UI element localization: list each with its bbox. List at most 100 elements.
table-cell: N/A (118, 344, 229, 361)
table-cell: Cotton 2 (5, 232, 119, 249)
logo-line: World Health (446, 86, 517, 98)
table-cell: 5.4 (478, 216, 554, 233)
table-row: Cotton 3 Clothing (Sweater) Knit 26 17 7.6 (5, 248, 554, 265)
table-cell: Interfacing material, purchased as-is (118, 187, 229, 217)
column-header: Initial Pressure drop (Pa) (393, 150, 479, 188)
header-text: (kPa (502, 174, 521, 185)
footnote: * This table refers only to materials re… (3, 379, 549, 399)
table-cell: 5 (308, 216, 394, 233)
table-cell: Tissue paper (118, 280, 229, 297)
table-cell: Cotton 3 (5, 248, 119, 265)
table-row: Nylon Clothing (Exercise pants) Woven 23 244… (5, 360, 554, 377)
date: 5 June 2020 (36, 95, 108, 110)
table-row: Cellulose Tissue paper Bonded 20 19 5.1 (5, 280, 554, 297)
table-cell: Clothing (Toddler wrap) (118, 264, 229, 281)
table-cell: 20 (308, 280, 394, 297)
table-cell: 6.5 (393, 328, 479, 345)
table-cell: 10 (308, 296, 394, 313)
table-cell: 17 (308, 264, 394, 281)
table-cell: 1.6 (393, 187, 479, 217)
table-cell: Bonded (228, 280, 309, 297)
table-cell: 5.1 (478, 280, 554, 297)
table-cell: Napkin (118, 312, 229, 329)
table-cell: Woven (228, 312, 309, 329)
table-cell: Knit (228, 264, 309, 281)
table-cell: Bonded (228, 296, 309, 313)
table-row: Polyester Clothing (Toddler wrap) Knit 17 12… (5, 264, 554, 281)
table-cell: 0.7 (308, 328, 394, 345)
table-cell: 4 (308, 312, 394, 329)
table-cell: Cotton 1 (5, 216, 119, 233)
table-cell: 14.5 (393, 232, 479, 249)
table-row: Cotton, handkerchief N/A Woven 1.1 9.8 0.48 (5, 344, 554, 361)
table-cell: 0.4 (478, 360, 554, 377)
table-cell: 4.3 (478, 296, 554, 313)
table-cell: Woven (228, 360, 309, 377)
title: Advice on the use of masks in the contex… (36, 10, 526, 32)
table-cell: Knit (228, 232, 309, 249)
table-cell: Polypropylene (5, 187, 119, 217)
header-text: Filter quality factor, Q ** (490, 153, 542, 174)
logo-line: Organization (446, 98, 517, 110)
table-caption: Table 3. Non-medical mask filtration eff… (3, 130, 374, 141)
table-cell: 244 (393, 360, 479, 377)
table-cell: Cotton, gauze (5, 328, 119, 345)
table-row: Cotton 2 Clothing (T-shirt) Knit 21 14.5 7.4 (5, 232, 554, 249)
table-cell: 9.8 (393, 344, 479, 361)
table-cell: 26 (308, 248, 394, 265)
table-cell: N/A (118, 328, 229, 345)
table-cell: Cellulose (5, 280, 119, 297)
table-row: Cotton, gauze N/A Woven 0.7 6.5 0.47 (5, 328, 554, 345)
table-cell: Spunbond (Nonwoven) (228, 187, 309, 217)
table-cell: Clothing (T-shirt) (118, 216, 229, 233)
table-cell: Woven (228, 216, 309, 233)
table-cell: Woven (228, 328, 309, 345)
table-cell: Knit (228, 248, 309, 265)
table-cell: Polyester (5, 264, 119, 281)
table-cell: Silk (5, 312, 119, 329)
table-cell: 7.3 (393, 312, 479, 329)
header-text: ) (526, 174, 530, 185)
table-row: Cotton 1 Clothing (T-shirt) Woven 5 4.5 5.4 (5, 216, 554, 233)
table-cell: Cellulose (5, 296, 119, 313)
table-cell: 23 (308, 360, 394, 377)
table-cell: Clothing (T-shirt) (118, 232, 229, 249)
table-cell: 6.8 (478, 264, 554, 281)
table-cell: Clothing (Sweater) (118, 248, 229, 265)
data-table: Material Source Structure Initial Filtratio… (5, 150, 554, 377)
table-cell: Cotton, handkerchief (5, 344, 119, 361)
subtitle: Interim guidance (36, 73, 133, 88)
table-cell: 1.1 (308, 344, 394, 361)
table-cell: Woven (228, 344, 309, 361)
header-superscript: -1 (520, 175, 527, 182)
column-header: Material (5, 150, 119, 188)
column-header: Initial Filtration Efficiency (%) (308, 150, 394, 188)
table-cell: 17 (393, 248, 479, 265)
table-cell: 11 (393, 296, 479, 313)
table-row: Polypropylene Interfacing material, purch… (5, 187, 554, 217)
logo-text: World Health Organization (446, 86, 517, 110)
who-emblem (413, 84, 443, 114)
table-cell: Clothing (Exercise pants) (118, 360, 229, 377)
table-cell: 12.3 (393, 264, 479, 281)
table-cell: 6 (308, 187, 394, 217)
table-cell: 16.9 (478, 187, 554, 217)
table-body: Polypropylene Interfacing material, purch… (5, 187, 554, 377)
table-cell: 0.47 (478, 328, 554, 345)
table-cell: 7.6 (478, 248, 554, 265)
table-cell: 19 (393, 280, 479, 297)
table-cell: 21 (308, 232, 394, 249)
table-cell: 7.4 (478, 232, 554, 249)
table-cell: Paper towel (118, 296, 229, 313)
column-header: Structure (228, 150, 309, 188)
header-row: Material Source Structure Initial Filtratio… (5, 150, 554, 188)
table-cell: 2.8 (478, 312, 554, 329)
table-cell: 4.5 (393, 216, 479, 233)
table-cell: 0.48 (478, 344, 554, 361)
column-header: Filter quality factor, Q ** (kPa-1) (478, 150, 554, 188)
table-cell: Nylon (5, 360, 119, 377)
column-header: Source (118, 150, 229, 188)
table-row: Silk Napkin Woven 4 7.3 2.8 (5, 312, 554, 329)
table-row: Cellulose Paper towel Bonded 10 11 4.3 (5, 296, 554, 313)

◆ ◆ ◆ ◆

_Exercise objective_
Copy the records above line for line, without changing anything.

_Exercise response_
UI element localization: list each with its bbox. List at most 100 elements.
table-cell: N/A (118, 344, 229, 361)
table-cell: Cotton 2 (5, 232, 119, 249)
logo-line: World Health (446, 86, 517, 98)
table-cell: 5.4 (478, 216, 554, 233)
table-row: Cotton 3 Clothing (Sweater) Knit 26 17 7.6 (5, 248, 554, 265)
table-cell: Interfacing material, purchased as-is (118, 187, 229, 217)
column-header: Initial Pressure drop (Pa) (393, 150, 479, 188)
header-text: (kPa (502, 174, 521, 185)
footnote: * This table refers only to materials re… (3, 379, 549, 399)
table-cell: 5 (308, 216, 394, 233)
table-cell: Tissue paper (118, 280, 229, 297)
table-cell: Cotton 3 (5, 248, 119, 265)
table-row: Nylon Clothing (Exercise pants) Woven 23 244… (5, 360, 554, 377)
date: 5 June 2020 (36, 95, 108, 110)
table-row: Cellulose Tissue paper Bonded 20 19 5.1 (5, 280, 554, 297)
table-cell: Clothing (Toddler wrap) (118, 264, 229, 281)
table-cell: 20 (308, 280, 394, 297)
table-cell: 6.5 (393, 328, 479, 345)
table-cell: 10 (308, 296, 394, 313)
table-cell: 17 (308, 264, 394, 281)
table-cell: 1.6 (393, 187, 479, 217)
table-cell: Bonded (228, 280, 309, 297)
table-cell: 5.1 (478, 280, 554, 297)
table-cell: Napkin (118, 312, 229, 329)
table-cell: Woven (228, 312, 309, 329)
table-cell: Knit (228, 264, 309, 281)
table-cell: Bonded (228, 296, 309, 313)
table-row: Polyester Clothing (Toddler wrap) Knit 17 12… (5, 264, 554, 281)
table-cell: 0.7 (308, 328, 394, 345)
table-cell: 4 (308, 312, 394, 329)
table-cell: Cotton 1 (5, 216, 119, 233)
table-cell: 14.5 (393, 232, 479, 249)
table-row: Cotton, handkerchief N/A Woven 1.1 9.8 0.48 (5, 344, 554, 361)
table-cell: 0.4 (478, 360, 554, 377)
table-cell: 4.3 (478, 296, 554, 313)
table-cell: Woven (228, 360, 309, 377)
title: Advice on the use of masks in the contex… (36, 10, 526, 32)
table-cell: Knit (228, 232, 309, 249)
table-cell: Polypropylene (5, 187, 119, 217)
header-text: Filter quality factor, Q ** (490, 153, 542, 174)
logo-line: Organization (446, 98, 517, 110)
table-caption: Table 3. Non-medical mask filtration eff… (3, 130, 374, 141)
table-cell: 244 (393, 360, 479, 377)
table-cell: Cotton, gauze (5, 328, 119, 345)
table-row: Cotton 2 Clothing (T-shirt) Knit 21 14.5 7.4 (5, 232, 554, 249)
table-cell: 9.8 (393, 344, 479, 361)
table-cell: 26 (308, 248, 394, 265)
table-cell: N/A (118, 328, 229, 345)
table-cell: Cellulose (5, 280, 119, 297)
table-row: Cotton, gauze N/A Woven 0.7 6.5 0.47 (5, 328, 554, 345)
table-cell: Spunbond (Nonwoven) (228, 187, 309, 217)
table-cell: Clothing (T-shirt) (118, 216, 229, 233)
table-cell: Woven (228, 216, 309, 233)
table-cell: Woven (228, 328, 309, 345)
table-cell: Knit (228, 248, 309, 265)
table-cell: Polyester (5, 264, 119, 281)
table-cell: Silk (5, 312, 119, 329)
table-cell: 7.3 (393, 312, 479, 329)
header-text: ) (526, 174, 530, 185)
table-row: Cotton 1 Clothing (T-shirt) Woven 5 4.5 5.4 (5, 216, 554, 233)
table-cell: Cellulose (5, 296, 119, 313)
table-cell: 23 (308, 360, 394, 377)
table-cell: Clothing (T-shirt) (118, 232, 229, 249)
table-cell: 6.8 (478, 264, 554, 281)
table-cell: Clothing (Sweater) (118, 248, 229, 265)
data-table: Material Source Structure Initial Filtratio… (5, 150, 554, 377)
table-cell: Cotton, handkerchief (5, 344, 119, 361)
subtitle: Interim guidance (36, 73, 133, 88)
table-cell: 1.1 (308, 344, 394, 361)
table-cell: Woven (228, 344, 309, 361)
header-superscript: -1 (520, 175, 527, 182)
column-header: Material (5, 150, 119, 188)
column-header: Initial Filtration Efficiency (%) (308, 150, 394, 188)
table-cell: 17 (393, 248, 479, 265)
table-cell: 11 (393, 296, 479, 313)
table-row: Polypropylene Interfacing material, purch… (5, 187, 554, 217)
logo-text: World Health Organization (446, 86, 517, 110)
who-emblem (413, 84, 443, 114)
table-cell: Clothing (Exercise pants) (118, 360, 229, 377)
table-cell: 12.3 (393, 264, 479, 281)
table-cell: 6 (308, 187, 394, 217)
table-cell: 16.9 (478, 187, 554, 217)
table-body: Polypropylene Interfacing material, purch… (5, 187, 554, 377)
table-cell: 0.47 (478, 328, 554, 345)
table-cell: 7.6 (478, 248, 554, 265)
table-cell: 19 (393, 280, 479, 297)
table-cell: 21 (308, 232, 394, 249)
table-cell: 7.4 (478, 232, 554, 249)
table-cell: Paper towel (118, 296, 229, 313)
column-header: Structure (228, 150, 309, 188)
header-row: Material Source Structure Initial Filtratio… (5, 150, 554, 188)
table-cell: 2.8 (478, 312, 554, 329)
table-cell: 4.5 (393, 216, 479, 233)
table-cell: 0.48 (478, 344, 554, 361)
column-header: Filter quality factor, Q ** (kPa-1) (478, 150, 554, 188)
table-cell: Nylon (5, 360, 119, 377)
column-header: Source (118, 150, 229, 188)
table-row: Silk Napkin Woven 4 7.3 2.8 (5, 312, 554, 329)
table-row: Cellulose Paper towel Bonded 10 11 4.3 (5, 296, 554, 313)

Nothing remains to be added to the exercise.